Entries provided:
-- BEGIN --
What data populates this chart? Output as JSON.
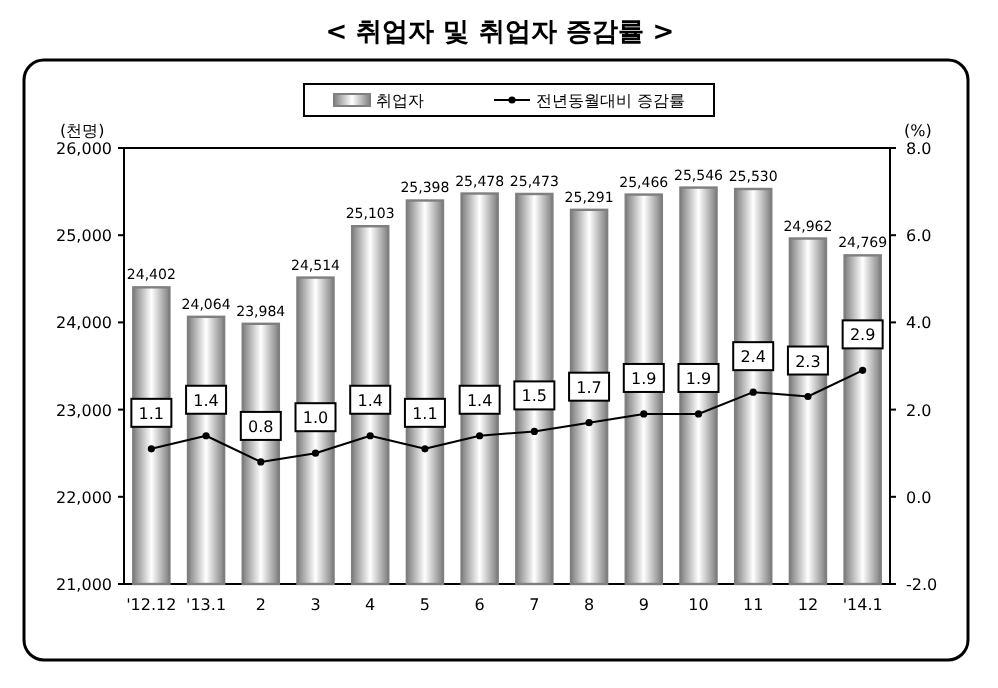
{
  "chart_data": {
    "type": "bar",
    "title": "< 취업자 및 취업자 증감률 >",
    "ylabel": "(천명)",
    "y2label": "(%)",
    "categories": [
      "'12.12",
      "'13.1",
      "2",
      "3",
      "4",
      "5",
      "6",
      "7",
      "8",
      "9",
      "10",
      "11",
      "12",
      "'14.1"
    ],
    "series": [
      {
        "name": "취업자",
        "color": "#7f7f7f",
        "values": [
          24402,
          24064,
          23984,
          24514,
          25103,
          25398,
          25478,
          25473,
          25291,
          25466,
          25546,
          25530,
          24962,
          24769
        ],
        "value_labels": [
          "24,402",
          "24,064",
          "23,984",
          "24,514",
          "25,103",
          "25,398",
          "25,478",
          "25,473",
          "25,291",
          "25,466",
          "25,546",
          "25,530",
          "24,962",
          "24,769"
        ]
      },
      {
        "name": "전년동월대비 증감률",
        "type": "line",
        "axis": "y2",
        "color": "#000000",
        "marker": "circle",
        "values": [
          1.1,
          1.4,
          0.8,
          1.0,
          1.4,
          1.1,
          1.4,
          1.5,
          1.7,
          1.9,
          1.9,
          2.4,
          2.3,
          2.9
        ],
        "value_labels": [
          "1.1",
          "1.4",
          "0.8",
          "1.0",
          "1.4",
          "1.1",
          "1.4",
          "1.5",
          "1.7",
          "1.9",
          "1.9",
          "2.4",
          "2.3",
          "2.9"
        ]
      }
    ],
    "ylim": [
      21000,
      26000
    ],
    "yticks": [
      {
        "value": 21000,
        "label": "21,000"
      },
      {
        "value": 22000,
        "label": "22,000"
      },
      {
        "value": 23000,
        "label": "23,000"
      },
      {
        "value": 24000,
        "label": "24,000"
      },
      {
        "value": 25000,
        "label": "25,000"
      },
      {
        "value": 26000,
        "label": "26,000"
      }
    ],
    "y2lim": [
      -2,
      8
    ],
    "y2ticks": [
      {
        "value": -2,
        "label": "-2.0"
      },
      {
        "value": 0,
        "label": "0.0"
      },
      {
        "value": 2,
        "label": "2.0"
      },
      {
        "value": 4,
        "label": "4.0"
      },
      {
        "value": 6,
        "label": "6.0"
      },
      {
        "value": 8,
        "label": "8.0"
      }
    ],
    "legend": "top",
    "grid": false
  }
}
-- END --
Given problem:
Output the material word for word, omitting its pictures.

The result:
What data populates this chart? Output as JSON.
{
  "chart_data": {
    "type": "bar",
    "title": "< 취업자 및 취업자 증감률 >",
    "ylabel": "(천명)",
    "y2label": "(%)",
    "categories": [
      "'12.12",
      "'13.1",
      "2",
      "3",
      "4",
      "5",
      "6",
      "7",
      "8",
      "9",
      "10",
      "11",
      "12",
      "'14.1"
    ],
    "series": [
      {
        "name": "취업자",
        "color": "#7f7f7f",
        "values": [
          24402,
          24064,
          23984,
          24514,
          25103,
          25398,
          25478,
          25473,
          25291,
          25466,
          25546,
          25530,
          24962,
          24769
        ],
        "value_labels": [
          "24,402",
          "24,064",
          "23,984",
          "24,514",
          "25,103",
          "25,398",
          "25,478",
          "25,473",
          "25,291",
          "25,466",
          "25,546",
          "25,530",
          "24,962",
          "24,769"
        ]
      },
      {
        "name": "전년동월대비 증감률",
        "type": "line",
        "axis": "y2",
        "color": "#000000",
        "marker": "circle",
        "values": [
          1.1,
          1.4,
          0.8,
          1.0,
          1.4,
          1.1,
          1.4,
          1.5,
          1.7,
          1.9,
          1.9,
          2.4,
          2.3,
          2.9
        ],
        "value_labels": [
          "1.1",
          "1.4",
          "0.8",
          "1.0",
          "1.4",
          "1.1",
          "1.4",
          "1.5",
          "1.7",
          "1.9",
          "1.9",
          "2.4",
          "2.3",
          "2.9"
        ]
      }
    ],
    "ylim": [
      21000,
      26000
    ],
    "yticks": [
      {
        "value": 21000,
        "label": "21,000"
      },
      {
        "value": 22000,
        "label": "22,000"
      },
      {
        "value": 23000,
        "label": "23,000"
      },
      {
        "value": 24000,
        "label": "24,000"
      },
      {
        "value": 25000,
        "label": "25,000"
      },
      {
        "value": 26000,
        "label": "26,000"
      }
    ],
    "y2lim": [
      -2,
      8
    ],
    "y2ticks": [
      {
        "value": -2,
        "label": "-2.0"
      },
      {
        "value": 0,
        "label": "0.0"
      },
      {
        "value": 2,
        "label": "2.0"
      },
      {
        "value": 4,
        "label": "4.0"
      },
      {
        "value": 6,
        "label": "6.0"
      },
      {
        "value": 8,
        "label": "8.0"
      }
    ],
    "legend": "top",
    "grid": false
  }
}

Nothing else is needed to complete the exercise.